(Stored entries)
________

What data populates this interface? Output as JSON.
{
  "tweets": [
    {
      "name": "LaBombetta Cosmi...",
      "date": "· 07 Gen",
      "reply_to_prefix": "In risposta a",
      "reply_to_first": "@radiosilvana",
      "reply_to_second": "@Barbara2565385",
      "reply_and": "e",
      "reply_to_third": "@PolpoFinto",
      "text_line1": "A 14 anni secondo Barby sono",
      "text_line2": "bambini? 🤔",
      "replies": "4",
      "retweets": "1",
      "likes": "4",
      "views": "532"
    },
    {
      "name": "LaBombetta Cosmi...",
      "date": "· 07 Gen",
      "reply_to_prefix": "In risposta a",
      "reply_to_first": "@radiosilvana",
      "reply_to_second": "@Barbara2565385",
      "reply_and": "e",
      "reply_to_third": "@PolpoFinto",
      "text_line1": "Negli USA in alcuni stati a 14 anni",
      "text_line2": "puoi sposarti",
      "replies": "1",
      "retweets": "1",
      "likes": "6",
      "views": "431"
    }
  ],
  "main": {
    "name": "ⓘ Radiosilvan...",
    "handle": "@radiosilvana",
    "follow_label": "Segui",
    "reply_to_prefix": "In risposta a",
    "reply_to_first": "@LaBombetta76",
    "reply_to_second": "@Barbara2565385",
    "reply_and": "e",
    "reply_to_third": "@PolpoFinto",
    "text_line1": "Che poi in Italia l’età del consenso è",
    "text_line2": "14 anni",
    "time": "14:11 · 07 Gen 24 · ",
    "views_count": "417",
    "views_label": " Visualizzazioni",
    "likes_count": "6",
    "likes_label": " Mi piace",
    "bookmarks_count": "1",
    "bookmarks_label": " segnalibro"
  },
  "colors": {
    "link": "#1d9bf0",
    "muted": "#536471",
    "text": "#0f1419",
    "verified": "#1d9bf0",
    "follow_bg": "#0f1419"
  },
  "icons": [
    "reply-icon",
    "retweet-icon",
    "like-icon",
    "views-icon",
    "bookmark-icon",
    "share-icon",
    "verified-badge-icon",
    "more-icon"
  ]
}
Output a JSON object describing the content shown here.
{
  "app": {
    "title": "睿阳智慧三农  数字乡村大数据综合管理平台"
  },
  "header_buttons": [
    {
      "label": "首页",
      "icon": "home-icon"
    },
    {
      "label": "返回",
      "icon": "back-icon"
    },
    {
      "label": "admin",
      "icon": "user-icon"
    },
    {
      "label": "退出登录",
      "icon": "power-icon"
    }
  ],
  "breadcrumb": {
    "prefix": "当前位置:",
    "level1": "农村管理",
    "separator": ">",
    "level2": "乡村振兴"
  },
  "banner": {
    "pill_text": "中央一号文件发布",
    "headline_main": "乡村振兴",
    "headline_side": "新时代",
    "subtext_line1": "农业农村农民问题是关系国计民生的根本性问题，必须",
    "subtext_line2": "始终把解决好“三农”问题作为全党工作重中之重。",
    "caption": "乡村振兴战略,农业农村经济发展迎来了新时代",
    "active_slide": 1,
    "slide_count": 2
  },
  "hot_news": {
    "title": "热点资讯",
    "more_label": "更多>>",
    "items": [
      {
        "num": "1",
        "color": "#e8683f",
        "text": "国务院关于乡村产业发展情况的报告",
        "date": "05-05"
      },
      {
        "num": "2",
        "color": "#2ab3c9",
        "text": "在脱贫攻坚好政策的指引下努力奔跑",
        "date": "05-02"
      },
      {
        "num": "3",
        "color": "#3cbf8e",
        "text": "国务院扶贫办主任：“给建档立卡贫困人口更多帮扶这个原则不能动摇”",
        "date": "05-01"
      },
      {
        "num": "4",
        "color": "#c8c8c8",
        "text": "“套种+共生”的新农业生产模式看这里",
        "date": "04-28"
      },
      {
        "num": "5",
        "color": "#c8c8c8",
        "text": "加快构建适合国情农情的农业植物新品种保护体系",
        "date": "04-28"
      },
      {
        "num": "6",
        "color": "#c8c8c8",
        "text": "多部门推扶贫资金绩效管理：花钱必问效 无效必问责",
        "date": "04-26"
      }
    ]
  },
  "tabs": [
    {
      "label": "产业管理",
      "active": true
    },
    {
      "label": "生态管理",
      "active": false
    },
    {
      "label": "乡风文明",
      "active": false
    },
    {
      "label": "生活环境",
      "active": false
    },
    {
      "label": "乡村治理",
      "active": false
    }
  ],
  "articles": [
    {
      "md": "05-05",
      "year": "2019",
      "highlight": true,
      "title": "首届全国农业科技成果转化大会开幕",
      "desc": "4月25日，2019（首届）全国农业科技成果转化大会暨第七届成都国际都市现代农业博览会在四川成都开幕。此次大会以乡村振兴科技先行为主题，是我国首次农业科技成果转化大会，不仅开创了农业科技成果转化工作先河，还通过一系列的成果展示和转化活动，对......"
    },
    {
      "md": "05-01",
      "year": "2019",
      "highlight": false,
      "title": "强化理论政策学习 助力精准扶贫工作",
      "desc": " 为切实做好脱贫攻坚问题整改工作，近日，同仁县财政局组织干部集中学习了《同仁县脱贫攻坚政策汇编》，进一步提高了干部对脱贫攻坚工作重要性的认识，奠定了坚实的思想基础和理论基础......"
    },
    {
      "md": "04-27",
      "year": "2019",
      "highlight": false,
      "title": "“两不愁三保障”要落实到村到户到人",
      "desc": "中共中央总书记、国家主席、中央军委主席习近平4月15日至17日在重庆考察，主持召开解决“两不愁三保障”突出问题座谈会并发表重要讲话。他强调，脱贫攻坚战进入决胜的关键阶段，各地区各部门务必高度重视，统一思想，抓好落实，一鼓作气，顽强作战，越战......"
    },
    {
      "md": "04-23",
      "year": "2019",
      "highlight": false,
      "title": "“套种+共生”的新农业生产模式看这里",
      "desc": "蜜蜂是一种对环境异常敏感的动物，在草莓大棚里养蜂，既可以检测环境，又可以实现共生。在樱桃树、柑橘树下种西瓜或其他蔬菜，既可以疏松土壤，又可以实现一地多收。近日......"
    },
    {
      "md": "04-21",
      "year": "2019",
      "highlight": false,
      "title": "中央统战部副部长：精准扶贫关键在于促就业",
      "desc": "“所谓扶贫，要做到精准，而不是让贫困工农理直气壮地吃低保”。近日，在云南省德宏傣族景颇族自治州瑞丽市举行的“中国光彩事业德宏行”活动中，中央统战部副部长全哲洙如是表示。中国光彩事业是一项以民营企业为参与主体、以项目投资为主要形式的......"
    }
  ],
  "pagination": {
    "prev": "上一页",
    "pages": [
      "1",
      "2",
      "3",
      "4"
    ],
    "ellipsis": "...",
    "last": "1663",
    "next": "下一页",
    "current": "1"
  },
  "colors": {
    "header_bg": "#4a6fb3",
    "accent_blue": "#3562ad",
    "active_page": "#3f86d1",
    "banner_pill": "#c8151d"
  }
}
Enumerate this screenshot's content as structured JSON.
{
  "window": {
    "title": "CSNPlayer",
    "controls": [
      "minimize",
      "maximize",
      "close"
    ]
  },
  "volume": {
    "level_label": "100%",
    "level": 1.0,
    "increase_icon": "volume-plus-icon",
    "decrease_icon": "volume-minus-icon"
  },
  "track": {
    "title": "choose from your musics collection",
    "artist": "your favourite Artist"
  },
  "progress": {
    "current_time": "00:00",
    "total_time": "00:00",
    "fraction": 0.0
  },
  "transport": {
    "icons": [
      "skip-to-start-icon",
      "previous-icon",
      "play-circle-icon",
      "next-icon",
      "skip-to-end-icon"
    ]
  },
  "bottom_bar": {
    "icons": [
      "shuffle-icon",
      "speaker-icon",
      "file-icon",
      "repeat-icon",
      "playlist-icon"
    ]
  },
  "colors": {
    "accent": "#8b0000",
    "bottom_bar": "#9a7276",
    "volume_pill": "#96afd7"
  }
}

________

◆ **Stated problem**: Copy every line verbatim.

◆ **Exercise output**:
What data populates this interface? Output as JSON.
{
  "tweets": [
    {
      "name": "LaBombetta Cosmi...",
      "date": "· 07 Gen",
      "reply_to_prefix": "In risposta a",
      "reply_to_first": "@radiosilvana",
      "reply_to_second": "@Barbara2565385",
      "reply_and": "e",
      "reply_to_third": "@PolpoFinto",
      "text_line1": "A 14 anni secondo Barby sono",
      "text_line2": "bambini? 🤔",
      "replies": "4",
      "retweets": "1",
      "likes": "4",
      "views": "532"
    },
    {
      "name": "LaBombetta Cosmi...",
      "date": "· 07 Gen",
      "reply_to_prefix": "In risposta a",
      "reply_to_first": "@radiosilvana",
      "reply_to_second": "@Barbara2565385",
      "reply_and": "e",
      "reply_to_third": "@PolpoFinto",
      "text_line1": "Negli USA in alcuni stati a 14 anni",
      "text_line2": "puoi sposarti",
      "replies": "1",
      "retweets": "1",
      "likes": "6",
      "views": "431"
    }
  ],
  "main": {
    "name": "ⓘ Radiosilvan...",
    "handle": "@radiosilvana",
    "follow_label": "Segui",
    "reply_to_prefix": "In risposta a",
    "reply_to_first": "@LaBombetta76",
    "reply_to_second": "@Barbara2565385",
    "reply_and": "e",
    "reply_to_third": "@PolpoFinto",
    "text_line1": "Che poi in Italia l’età del consenso è",
    "text_line2": "14 anni",
    "time": "14:11 · 07 Gen 24 · ",
    "views_count": "417",
    "views_label": " Visualizzazioni",
    "likes_count": "6",
    "likes_label": " Mi piace",
    "bookmarks_count": "1",
    "bookmarks_label": " segnalibro"
  },
  "colors": {
    "link": "#1d9bf0",
    "muted": "#536471",
    "text": "#0f1419",
    "verified": "#1d9bf0",
    "follow_bg": "#0f1419"
  },
  "icons": [
    "reply-icon",
    "retweet-icon",
    "like-icon",
    "views-icon",
    "bookmark-icon",
    "share-icon",
    "verified-badge-icon",
    "more-icon"
  ]
}
Output a JSON object describing the content shown here.
{
  "app": {
    "title": "睿阳智慧三农  数字乡村大数据综合管理平台"
  },
  "header_buttons": [
    {
      "label": "首页",
      "icon": "home-icon"
    },
    {
      "label": "返回",
      "icon": "back-icon"
    },
    {
      "label": "admin",
      "icon": "user-icon"
    },
    {
      "label": "退出登录",
      "icon": "power-icon"
    }
  ],
  "breadcrumb": {
    "prefix": "当前位置:",
    "level1": "农村管理",
    "separator": ">",
    "level2": "乡村振兴"
  },
  "banner": {
    "pill_text": "中央一号文件发布",
    "headline_main": "乡村振兴",
    "headline_side": "新时代",
    "subtext_line1": "农业农村农民问题是关系国计民生的根本性问题，必须",
    "subtext_line2": "始终把解决好“三农”问题作为全党工作重中之重。",
    "caption": "乡村振兴战略,农业农村经济发展迎来了新时代",
    "active_slide": 1,
    "slide_count": 2
  },
  "hot_news": {
    "title": "热点资讯",
    "more_label": "更多>>",
    "items": [
      {
        "num": "1",
        "color": "#e8683f",
        "text": "国务院关于乡村产业发展情况的报告",
        "date": "05-05"
      },
      {
        "num": "2",
        "color": "#2ab3c9",
        "text": "在脱贫攻坚好政策的指引下努力奔跑",
        "date": "05-02"
      },
      {
        "num": "3",
        "color": "#3cbf8e",
        "text": "国务院扶贫办主任：“给建档立卡贫困人口更多帮扶这个原则不能动摇”",
        "date": "05-01"
      },
      {
        "num": "4",
        "color": "#c8c8c8",
        "text": "“套种+共生”的新农业生产模式看这里",
        "date": "04-28"
      },
      {
        "num": "5",
        "color": "#c8c8c8",
        "text": "加快构建适合国情农情的农业植物新品种保护体系",
        "date": "04-28"
      },
      {
        "num": "6",
        "color": "#c8c8c8",
        "text": "多部门推扶贫资金绩效管理：花钱必问效 无效必问责",
        "date": "04-26"
      }
    ]
  },
  "tabs": [
    {
      "label": "产业管理",
      "active": true
    },
    {
      "label": "生态管理",
      "active": false
    },
    {
      "label": "乡风文明",
      "active": false
    },
    {
      "label": "生活环境",
      "active": false
    },
    {
      "label": "乡村治理",
      "active": false
    }
  ],
  "articles": [
    {
      "md": "05-05",
      "year": "2019",
      "highlight": true,
      "title": "首届全国农业科技成果转化大会开幕",
      "desc": "4月25日，2019（首届）全国农业科技成果转化大会暨第七届成都国际都市现代农业博览会在四川成都开幕。此次大会以乡村振兴科技先行为主题，是我国首次农业科技成果转化大会，不仅开创了农业科技成果转化工作先河，还通过一系列的成果展示和转化活动，对......"
    },
    {
      "md": "05-01",
      "year": "2019",
      "highlight": false,
      "title": "强化理论政策学习 助力精准扶贫工作",
      "desc": " 为切实做好脱贫攻坚问题整改工作，近日，同仁县财政局组织干部集中学习了《同仁县脱贫攻坚政策汇编》，进一步提高了干部对脱贫攻坚工作重要性的认识，奠定了坚实的思想基础和理论基础......"
    },
    {
      "md": "04-27",
      "year": "2019",
      "highlight": false,
      "title": "“两不愁三保障”要落实到村到户到人",
      "desc": "中共中央总书记、国家主席、中央军委主席习近平4月15日至17日在重庆考察，主持召开解决“两不愁三保障”突出问题座谈会并发表重要讲话。他强调，脱贫攻坚战进入决胜的关键阶段，各地区各部门务必高度重视，统一思想，抓好落实，一鼓作气，顽强作战，越战......"
    },
    {
      "md": "04-23",
      "year": "2019",
      "highlight": false,
      "title": "“套种+共生”的新农业生产模式看这里",
      "desc": "蜜蜂是一种对环境异常敏感的动物，在草莓大棚里养蜂，既可以检测环境，又可以实现共生。在樱桃树、柑橘树下种西瓜或其他蔬菜，既可以疏松土壤，又可以实现一地多收。近日......"
    },
    {
      "md": "04-21",
      "year": "2019",
      "highlight": false,
      "title": "中央统战部副部长：精准扶贫关键在于促就业",
      "desc": "“所谓扶贫，要做到精准，而不是让贫困工农理直气壮地吃低保”。近日，在云南省德宏傣族景颇族自治州瑞丽市举行的“中国光彩事业德宏行”活动中，中央统战部副部长全哲洙如是表示。中国光彩事业是一项以民营企业为参与主体、以项目投资为主要形式的......"
    }
  ],
  "pagination": {
    "prev": "上一页",
    "pages": [
      "1",
      "2",
      "3",
      "4"
    ],
    "ellipsis": "...",
    "last": "1663",
    "next": "下一页",
    "current": "1"
  },
  "colors": {
    "header_bg": "#4a6fb3",
    "accent_blue": "#3562ad",
    "active_page": "#3f86d1",
    "banner_pill": "#c8151d"
  }
}
Enumerate this screenshot's content as structured JSON.
{
  "window": {
    "title": "CSNPlayer",
    "controls": [
      "minimize",
      "maximize",
      "close"
    ]
  },
  "volume": {
    "level_label": "100%",
    "level": 1.0,
    "increase_icon": "volume-plus-icon",
    "decrease_icon": "volume-minus-icon"
  },
  "track": {
    "title": "choose from your musics collection",
    "artist": "your favourite Artist"
  },
  "progress": {
    "current_time": "00:00",
    "total_time": "00:00",
    "fraction": 0.0
  },
  "transport": {
    "icons": [
      "skip-to-start-icon",
      "previous-icon",
      "play-circle-icon",
      "next-icon",
      "skip-to-end-icon"
    ]
  },
  "bottom_bar": {
    "icons": [
      "shuffle-icon",
      "speaker-icon",
      "file-icon",
      "repeat-icon",
      "playlist-icon"
    ]
  },
  "colors": {
    "accent": "#8b0000",
    "bottom_bar": "#9a7276",
    "volume_pill": "#96afd7"
  }
}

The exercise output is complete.